═══ MATERIAL PROVIDED

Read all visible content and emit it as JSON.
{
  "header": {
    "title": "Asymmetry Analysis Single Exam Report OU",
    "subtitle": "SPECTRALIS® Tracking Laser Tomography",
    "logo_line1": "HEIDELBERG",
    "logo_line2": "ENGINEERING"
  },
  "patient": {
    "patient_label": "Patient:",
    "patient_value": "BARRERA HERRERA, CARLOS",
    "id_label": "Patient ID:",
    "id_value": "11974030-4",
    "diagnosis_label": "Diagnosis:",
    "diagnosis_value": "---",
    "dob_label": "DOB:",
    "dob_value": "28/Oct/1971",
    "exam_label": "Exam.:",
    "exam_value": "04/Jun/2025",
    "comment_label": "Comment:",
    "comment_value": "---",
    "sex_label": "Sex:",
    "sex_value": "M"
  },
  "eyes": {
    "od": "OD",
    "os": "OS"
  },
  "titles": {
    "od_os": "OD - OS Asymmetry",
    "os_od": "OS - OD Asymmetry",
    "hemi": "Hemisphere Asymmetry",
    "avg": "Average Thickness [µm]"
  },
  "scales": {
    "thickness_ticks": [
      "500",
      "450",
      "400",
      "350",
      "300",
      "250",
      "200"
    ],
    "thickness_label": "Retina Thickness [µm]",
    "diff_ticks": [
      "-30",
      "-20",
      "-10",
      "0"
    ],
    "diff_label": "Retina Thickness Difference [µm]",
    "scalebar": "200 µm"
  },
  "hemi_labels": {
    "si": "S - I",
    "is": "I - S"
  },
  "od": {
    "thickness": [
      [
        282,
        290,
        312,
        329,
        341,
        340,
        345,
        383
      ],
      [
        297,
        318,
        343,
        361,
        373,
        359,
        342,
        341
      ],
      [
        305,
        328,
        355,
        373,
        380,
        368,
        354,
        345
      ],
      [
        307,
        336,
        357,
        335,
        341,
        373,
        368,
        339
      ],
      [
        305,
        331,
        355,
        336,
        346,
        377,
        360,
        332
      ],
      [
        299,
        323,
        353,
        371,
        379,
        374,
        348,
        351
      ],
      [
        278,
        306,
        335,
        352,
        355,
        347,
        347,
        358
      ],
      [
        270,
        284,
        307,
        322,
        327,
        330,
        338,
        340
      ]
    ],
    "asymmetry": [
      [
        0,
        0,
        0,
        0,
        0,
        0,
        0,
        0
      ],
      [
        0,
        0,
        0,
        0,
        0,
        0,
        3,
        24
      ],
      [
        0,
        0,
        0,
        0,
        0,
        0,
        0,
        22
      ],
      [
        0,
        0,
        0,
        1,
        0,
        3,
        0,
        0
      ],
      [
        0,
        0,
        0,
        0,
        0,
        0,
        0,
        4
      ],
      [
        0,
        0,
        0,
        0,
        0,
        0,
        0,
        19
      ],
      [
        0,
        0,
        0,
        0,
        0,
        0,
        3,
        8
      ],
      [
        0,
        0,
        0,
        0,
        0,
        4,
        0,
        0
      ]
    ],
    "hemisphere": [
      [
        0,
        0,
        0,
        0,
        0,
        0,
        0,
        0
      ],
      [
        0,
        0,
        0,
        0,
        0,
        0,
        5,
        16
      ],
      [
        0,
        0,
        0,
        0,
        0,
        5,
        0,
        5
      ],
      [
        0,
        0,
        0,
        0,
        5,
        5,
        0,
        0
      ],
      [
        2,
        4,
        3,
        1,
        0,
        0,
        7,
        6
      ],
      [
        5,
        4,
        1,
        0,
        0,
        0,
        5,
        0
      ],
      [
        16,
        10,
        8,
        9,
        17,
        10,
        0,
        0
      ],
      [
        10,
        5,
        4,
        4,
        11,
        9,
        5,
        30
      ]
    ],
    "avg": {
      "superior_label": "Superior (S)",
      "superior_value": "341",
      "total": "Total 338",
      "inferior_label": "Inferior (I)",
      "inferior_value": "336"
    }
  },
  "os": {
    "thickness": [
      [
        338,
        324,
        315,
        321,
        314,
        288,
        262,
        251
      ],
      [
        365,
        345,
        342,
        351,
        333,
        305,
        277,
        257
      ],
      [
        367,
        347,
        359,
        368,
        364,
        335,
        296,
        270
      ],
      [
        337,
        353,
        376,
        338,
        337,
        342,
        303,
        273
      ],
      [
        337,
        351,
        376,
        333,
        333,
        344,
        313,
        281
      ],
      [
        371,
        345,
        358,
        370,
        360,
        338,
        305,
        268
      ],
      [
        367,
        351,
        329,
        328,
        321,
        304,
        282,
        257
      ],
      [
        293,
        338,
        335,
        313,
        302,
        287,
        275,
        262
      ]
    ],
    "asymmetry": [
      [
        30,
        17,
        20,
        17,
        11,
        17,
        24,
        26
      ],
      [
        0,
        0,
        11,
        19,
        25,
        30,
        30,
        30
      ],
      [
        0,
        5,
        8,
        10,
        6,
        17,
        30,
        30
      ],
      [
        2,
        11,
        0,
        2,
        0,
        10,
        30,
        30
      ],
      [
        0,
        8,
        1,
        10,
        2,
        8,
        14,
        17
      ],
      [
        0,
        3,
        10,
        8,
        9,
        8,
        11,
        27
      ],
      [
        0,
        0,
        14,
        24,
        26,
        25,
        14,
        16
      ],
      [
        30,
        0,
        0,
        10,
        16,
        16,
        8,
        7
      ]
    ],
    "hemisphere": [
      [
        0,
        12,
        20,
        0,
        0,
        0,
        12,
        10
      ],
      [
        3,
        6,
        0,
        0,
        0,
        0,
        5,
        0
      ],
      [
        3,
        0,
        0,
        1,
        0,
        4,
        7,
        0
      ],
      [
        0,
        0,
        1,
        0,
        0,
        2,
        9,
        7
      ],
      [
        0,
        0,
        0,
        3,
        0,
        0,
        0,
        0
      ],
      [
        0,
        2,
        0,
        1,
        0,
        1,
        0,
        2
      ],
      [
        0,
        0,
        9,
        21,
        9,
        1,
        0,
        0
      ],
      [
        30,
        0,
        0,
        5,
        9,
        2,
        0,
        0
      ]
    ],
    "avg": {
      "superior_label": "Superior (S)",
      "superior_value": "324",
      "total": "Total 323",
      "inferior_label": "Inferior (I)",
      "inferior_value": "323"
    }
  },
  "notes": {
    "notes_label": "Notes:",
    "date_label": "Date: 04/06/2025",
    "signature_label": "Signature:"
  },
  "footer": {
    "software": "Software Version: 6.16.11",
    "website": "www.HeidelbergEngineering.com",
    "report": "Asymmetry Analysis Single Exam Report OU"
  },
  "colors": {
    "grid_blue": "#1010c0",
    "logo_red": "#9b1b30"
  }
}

══════

__SHORT EXERCISE__.
Show the lines of the data that hold the word "Analysis".

__ANSWER TO THIS EXERCISE__.
    "title": "Asymmetry Analysis Single Exam Report OU",
    "report": "Asymmetry Analysis Single Exam Report OU"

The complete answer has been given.